>>

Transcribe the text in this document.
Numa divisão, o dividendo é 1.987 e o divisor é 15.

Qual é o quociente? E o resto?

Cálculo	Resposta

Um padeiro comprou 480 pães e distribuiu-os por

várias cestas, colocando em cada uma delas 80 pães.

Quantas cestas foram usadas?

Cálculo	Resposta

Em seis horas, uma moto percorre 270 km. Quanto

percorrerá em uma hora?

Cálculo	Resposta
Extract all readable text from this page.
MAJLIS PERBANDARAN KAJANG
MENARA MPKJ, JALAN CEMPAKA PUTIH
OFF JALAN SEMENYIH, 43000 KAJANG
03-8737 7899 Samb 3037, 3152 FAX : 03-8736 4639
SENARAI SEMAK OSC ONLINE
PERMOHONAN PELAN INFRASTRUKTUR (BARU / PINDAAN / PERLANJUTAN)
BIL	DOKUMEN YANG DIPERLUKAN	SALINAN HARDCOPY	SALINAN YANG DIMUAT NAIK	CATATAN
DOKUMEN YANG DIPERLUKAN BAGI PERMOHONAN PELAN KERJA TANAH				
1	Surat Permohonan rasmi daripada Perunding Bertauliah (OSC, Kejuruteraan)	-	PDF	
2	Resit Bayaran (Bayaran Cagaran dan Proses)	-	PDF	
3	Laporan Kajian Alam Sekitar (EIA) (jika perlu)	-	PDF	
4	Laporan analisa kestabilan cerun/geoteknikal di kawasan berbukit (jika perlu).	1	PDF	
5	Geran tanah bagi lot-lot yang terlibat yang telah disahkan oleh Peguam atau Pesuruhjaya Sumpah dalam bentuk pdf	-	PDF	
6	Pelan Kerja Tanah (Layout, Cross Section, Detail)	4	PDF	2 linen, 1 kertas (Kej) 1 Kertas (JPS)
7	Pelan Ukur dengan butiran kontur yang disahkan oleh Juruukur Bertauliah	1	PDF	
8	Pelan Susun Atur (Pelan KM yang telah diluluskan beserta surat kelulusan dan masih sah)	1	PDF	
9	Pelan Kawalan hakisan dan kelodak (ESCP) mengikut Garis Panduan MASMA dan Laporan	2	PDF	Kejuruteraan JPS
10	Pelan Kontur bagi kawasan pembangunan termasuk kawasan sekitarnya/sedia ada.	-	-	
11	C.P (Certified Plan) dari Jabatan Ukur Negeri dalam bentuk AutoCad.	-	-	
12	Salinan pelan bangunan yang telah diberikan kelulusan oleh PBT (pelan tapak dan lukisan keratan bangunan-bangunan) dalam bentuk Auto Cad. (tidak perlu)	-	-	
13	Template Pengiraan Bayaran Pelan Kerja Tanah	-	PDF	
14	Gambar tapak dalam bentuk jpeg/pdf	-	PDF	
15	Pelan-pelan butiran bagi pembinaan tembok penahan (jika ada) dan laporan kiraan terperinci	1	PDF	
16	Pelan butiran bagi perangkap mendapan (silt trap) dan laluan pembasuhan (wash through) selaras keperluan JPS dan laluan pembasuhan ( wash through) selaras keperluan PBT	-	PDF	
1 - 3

<<

**Aim:**
Across the records above, count the lines holding "Ukur" and reply with that number alone.

**Written solution:**
2